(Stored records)
— Begin —

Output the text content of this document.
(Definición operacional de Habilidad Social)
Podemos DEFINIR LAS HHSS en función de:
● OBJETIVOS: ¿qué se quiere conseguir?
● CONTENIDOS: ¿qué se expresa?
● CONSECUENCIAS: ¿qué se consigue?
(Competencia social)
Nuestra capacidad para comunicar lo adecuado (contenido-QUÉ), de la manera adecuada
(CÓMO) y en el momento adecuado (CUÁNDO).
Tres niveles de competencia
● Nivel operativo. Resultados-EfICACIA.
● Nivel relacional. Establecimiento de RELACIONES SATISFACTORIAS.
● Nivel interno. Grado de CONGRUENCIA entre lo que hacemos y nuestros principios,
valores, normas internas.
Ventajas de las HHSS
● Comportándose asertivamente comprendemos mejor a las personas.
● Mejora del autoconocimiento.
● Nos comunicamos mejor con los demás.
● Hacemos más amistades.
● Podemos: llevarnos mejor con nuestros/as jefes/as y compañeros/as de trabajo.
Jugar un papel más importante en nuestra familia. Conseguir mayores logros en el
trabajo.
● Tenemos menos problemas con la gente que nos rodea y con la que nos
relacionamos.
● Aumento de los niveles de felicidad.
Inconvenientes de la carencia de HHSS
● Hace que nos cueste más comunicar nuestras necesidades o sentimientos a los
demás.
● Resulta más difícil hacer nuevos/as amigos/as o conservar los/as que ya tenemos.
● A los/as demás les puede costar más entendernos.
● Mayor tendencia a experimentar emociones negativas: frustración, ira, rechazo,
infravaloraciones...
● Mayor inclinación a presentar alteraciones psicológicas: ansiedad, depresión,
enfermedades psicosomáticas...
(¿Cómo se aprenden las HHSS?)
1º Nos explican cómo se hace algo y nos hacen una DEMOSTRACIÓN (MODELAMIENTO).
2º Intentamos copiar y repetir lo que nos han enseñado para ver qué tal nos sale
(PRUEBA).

— End —

# [Exercise]
Look over the material above and show each line where "demás" appears.

# [Task answer]
● Nos comunicamos mejor con los demás.
demás.
● A los/as demás les puede costar más entendernos.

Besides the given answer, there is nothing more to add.